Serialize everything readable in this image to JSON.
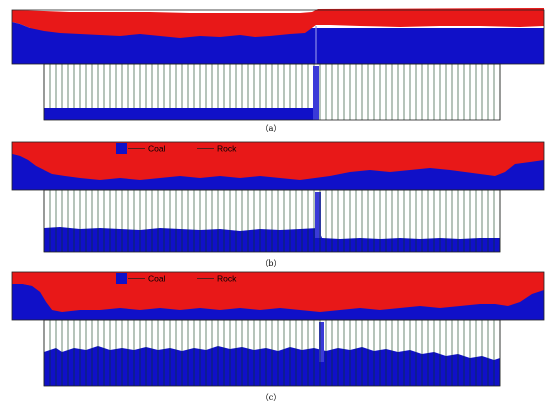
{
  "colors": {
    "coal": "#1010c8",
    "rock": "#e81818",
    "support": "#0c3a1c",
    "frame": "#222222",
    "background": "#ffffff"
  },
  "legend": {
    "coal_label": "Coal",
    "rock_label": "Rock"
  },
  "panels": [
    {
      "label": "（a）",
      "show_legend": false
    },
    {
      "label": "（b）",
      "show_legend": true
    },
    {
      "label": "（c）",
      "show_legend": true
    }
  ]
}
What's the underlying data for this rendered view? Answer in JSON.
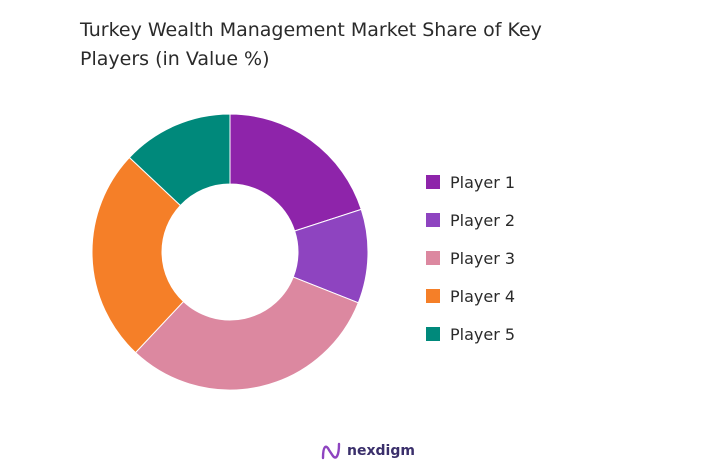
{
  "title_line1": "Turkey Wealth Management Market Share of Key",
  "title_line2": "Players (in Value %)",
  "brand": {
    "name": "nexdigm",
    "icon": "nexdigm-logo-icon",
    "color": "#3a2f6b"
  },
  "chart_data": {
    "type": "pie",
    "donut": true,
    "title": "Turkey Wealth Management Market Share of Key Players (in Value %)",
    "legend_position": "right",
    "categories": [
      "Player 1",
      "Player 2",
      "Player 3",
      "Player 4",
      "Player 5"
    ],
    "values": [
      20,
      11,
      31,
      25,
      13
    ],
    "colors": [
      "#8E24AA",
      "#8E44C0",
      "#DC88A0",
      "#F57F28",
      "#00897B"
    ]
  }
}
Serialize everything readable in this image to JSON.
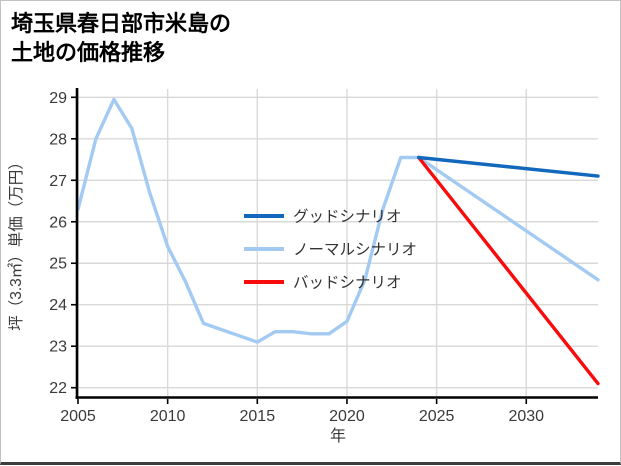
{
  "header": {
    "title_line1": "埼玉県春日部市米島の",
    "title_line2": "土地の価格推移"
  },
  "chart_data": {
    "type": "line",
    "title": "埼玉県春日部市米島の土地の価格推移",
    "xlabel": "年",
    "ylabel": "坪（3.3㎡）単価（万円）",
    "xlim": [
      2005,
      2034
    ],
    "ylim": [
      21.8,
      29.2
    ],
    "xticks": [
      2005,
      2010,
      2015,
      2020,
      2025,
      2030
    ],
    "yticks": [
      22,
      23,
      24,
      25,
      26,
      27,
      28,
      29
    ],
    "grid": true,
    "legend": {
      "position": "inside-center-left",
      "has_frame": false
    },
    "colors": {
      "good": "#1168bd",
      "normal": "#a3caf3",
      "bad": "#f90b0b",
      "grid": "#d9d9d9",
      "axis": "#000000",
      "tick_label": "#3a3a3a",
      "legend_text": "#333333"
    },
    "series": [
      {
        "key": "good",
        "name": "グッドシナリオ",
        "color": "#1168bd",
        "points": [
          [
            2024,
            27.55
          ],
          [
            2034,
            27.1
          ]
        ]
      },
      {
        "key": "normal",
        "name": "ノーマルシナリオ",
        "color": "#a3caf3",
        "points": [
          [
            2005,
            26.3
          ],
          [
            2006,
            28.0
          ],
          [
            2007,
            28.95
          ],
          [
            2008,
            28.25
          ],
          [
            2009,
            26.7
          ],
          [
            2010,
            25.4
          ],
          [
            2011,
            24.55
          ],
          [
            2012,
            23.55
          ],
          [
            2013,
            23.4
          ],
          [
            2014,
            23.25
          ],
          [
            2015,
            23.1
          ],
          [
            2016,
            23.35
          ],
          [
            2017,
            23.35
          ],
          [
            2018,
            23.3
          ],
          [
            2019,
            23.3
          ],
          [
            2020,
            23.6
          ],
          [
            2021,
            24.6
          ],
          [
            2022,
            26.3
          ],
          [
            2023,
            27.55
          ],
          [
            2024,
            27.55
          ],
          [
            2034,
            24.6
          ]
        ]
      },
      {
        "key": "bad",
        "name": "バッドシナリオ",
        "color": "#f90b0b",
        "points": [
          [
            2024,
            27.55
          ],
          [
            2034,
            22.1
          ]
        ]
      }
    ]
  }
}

________

EXERCISE BRIEF :: Copy every line that includes the string "Wealth" from the material above.

WORKED ANSWER ::
  "title_line1": "Turkey Wealth Management Market Share of Key",
    "title": "Turkey Wealth Management Market Share of Key Players (in Value %)",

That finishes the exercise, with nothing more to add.